● WHAT THE EXERCISE ASKS
Reproduce verbatim only the lines from the one containing "Extract all readable text from this page." through the last line below, both included.

● LISTED ENTRIES

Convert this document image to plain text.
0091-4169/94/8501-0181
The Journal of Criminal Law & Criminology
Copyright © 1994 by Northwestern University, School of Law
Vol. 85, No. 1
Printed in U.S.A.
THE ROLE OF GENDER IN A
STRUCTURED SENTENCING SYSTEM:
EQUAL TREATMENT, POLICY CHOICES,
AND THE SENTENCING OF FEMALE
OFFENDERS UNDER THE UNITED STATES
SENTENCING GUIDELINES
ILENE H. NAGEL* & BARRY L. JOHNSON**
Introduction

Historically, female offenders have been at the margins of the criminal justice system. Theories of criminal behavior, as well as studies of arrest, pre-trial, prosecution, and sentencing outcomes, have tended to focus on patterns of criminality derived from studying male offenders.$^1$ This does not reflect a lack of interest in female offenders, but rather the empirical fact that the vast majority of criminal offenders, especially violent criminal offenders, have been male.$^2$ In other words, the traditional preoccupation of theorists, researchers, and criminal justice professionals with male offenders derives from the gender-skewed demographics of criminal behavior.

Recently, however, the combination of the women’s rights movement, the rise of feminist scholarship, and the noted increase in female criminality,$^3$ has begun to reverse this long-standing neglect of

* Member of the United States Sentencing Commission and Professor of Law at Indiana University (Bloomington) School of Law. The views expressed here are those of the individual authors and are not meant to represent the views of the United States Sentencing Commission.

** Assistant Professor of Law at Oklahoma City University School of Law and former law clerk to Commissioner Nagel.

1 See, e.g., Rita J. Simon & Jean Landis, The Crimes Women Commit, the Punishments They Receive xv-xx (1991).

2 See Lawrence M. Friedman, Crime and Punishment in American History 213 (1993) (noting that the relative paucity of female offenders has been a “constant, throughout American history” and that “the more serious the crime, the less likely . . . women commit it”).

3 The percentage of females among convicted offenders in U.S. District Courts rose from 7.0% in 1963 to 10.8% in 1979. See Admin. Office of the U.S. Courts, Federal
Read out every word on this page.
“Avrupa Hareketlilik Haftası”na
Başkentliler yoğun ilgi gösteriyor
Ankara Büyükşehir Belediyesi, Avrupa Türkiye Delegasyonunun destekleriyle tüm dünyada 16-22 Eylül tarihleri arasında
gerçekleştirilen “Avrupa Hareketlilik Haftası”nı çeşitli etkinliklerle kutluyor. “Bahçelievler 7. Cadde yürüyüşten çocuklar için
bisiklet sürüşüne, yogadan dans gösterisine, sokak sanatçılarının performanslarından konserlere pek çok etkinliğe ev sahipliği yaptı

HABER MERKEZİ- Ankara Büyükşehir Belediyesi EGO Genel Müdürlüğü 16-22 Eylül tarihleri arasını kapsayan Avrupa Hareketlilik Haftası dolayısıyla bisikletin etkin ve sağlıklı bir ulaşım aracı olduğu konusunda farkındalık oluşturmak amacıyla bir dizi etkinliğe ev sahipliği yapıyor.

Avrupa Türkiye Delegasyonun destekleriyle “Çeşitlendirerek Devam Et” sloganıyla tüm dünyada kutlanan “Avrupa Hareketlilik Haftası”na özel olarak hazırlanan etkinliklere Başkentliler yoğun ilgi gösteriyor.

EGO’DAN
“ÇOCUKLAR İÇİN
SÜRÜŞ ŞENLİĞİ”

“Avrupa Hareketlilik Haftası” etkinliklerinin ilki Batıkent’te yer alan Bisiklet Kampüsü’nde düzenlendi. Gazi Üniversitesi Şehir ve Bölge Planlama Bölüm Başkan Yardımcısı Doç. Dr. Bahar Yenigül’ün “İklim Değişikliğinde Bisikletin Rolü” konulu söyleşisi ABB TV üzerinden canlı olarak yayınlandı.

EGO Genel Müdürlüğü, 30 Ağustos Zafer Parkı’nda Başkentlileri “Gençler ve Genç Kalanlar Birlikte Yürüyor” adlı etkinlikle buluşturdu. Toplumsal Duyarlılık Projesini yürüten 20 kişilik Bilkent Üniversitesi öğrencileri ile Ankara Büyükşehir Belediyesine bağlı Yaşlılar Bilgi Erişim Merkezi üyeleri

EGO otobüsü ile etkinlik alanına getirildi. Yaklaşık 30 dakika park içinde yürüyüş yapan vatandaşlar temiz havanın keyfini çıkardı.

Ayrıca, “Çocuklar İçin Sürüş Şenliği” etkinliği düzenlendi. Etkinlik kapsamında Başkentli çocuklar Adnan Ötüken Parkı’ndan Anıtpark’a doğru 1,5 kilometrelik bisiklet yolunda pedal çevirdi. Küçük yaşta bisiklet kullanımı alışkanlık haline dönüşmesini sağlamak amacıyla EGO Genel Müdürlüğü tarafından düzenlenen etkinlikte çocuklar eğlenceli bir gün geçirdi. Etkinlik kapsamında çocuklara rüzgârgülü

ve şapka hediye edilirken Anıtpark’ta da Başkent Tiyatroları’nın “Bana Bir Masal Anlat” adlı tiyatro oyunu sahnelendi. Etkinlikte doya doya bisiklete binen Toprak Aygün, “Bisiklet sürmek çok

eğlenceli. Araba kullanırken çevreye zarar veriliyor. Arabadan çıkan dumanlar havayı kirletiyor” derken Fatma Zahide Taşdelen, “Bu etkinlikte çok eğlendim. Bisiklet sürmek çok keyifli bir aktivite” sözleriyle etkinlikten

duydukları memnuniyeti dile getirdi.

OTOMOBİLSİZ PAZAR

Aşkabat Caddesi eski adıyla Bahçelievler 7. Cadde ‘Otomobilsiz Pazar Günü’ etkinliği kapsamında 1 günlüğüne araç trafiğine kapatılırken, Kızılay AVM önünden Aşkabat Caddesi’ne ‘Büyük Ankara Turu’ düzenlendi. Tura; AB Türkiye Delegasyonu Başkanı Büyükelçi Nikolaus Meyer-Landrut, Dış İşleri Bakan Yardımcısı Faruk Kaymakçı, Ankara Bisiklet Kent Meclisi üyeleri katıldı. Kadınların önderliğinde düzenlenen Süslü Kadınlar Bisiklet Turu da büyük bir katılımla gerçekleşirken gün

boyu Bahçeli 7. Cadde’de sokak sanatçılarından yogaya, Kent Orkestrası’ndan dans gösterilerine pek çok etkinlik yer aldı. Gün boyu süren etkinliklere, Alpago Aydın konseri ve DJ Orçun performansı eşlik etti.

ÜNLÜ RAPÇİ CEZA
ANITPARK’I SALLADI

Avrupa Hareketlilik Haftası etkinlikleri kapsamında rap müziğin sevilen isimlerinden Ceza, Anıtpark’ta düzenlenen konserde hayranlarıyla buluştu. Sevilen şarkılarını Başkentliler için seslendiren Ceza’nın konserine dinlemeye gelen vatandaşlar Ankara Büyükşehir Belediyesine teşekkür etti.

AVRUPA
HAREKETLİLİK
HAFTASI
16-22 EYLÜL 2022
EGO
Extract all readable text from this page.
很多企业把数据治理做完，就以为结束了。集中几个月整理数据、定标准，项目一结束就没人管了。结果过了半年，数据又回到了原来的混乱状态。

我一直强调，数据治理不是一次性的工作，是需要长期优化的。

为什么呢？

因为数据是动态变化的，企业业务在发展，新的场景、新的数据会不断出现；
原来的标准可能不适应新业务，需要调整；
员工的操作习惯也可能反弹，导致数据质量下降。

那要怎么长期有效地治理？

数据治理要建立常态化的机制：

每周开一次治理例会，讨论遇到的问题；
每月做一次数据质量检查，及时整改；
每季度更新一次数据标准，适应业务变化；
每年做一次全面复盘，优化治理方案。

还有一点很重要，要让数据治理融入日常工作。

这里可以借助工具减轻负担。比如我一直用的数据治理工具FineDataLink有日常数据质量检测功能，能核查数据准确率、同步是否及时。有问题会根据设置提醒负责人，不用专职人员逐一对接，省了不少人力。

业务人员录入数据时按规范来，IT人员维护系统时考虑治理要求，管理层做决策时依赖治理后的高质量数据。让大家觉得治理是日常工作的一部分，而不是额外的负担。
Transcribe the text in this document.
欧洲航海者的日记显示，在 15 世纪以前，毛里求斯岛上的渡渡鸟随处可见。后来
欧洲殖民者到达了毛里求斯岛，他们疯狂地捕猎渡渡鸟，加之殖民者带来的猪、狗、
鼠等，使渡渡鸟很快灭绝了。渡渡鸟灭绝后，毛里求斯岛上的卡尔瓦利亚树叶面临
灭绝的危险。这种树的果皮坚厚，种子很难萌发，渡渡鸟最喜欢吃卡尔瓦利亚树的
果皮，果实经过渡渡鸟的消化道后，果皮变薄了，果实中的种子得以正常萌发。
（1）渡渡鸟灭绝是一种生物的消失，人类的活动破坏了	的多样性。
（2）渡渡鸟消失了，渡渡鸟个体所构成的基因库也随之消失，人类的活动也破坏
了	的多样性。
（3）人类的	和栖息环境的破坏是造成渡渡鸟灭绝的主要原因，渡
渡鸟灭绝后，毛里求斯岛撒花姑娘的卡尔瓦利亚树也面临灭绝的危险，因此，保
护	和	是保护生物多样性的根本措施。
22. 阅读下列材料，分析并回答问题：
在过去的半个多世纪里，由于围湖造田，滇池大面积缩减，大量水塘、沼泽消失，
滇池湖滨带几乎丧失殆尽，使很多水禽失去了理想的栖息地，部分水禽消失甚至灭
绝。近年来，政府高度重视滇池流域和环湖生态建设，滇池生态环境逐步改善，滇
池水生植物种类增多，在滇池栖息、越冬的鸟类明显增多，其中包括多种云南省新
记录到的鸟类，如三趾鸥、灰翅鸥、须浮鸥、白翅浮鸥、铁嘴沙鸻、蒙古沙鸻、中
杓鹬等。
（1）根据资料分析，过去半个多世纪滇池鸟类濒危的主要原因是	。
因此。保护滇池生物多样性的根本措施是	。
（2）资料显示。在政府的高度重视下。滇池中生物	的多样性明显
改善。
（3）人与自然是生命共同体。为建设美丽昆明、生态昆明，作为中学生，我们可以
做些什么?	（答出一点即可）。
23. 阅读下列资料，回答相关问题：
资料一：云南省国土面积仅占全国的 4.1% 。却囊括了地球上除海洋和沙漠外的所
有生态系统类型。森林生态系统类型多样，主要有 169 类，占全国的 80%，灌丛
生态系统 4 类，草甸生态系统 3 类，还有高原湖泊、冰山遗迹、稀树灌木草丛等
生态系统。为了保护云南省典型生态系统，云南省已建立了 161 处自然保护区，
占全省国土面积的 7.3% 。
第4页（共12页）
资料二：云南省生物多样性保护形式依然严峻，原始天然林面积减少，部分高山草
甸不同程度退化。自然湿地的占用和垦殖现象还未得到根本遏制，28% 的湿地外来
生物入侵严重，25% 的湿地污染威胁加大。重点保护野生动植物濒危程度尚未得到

● WRITTEN RESPONSE
Extract all readable text from this page.
很多企业把数据治理做完，就以为结束了。集中几个月整理数据、定标准，项目一结束就没人管了。结果过了半年，数据又回到了原来的混乱状态。

我一直强调，数据治理不是一次性的工作，是需要长期优化的。

为什么呢？

因为数据是动态变化的，企业业务在发展，新的场景、新的数据会不断出现；
原来的标准可能不适应新业务，需要调整；
员工的操作习惯也可能反弹，导致数据质量下降。

那要怎么长期有效地治理？

数据治理要建立常态化的机制：

每周开一次治理例会，讨论遇到的问题；
每月做一次数据质量检查，及时整改；
每季度更新一次数据标准，适应业务变化；
每年做一次全面复盘，优化治理方案。

还有一点很重要，要让数据治理融入日常工作。

这里可以借助工具减轻负担。比如我一直用的数据治理工具FineDataLink有日常数据质量检测功能，能核查数据准确率、同步是否及时。有问题会根据设置提醒负责人，不用专职人员逐一对接，省了不少人力。

业务人员录入数据时按规范来，IT人员维护系统时考虑治理要求，管理层做决策时依赖治理后的高质量数据。让大家觉得治理是日常工作的一部分，而不是额外的负担。
Transcribe the text in this document.
欧洲航海者的日记显示，在 15 世纪以前，毛里求斯岛上的渡渡鸟随处可见。后来
欧洲殖民者到达了毛里求斯岛，他们疯狂地捕猎渡渡鸟，加之殖民者带来的猪、狗、
鼠等，使渡渡鸟很快灭绝了。渡渡鸟灭绝后，毛里求斯岛上的卡尔瓦利亚树叶面临
灭绝的危险。这种树的果皮坚厚，种子很难萌发，渡渡鸟最喜欢吃卡尔瓦利亚树的
果皮，果实经过渡渡鸟的消化道后，果皮变薄了，果实中的种子得以正常萌发。
（1）渡渡鸟灭绝是一种生物的消失，人类的活动破坏了	的多样性。
（2）渡渡鸟消失了，渡渡鸟个体所构成的基因库也随之消失，人类的活动也破坏
了	的多样性。
（3）人类的	和栖息环境的破坏是造成渡渡鸟灭绝的主要原因，渡
渡鸟灭绝后，毛里求斯岛撒花姑娘的卡尔瓦利亚树也面临灭绝的危险，因此，保
护	和	是保护生物多样性的根本措施。
22. 阅读下列材料，分析并回答问题：
在过去的半个多世纪里，由于围湖造田，滇池大面积缩减，大量水塘、沼泽消失，
滇池湖滨带几乎丧失殆尽，使很多水禽失去了理想的栖息地，部分水禽消失甚至灭
绝。近年来，政府高度重视滇池流域和环湖生态建设，滇池生态环境逐步改善，滇
池水生植物种类增多，在滇池栖息、越冬的鸟类明显增多，其中包括多种云南省新
记录到的鸟类，如三趾鸥、灰翅鸥、须浮鸥、白翅浮鸥、铁嘴沙鸻、蒙古沙鸻、中
杓鹬等。
（1）根据资料分析，过去半个多世纪滇池鸟类濒危的主要原因是	。
因此。保护滇池生物多样性的根本措施是	。
（2）资料显示。在政府的高度重视下。滇池中生物	的多样性明显
改善。
（3）人与自然是生命共同体。为建设美丽昆明、生态昆明，作为中学生，我们可以
做些什么?	（答出一点即可）。
23. 阅读下列资料，回答相关问题：
资料一：云南省国土面积仅占全国的 4.1% 。却囊括了地球上除海洋和沙漠外的所
有生态系统类型。森林生态系统类型多样，主要有 169 类，占全国的 80%，灌丛
生态系统 4 类，草甸生态系统 3 类，还有高原湖泊、冰山遗迹、稀树灌木草丛等
生态系统。为了保护云南省典型生态系统，云南省已建立了 161 处自然保护区，
占全省国土面积的 7.3% 。
第4页（共12页）
资料二：云南省生物多样性保护形式依然严峻，原始天然林面积减少，部分高山草
甸不同程度退化。自然湿地的占用和垦殖现象还未得到根本遏制，28% 的湿地外来
生物入侵严重，25% 的湿地污染威胁加大。重点保护野生动植物濒危程度尚未得到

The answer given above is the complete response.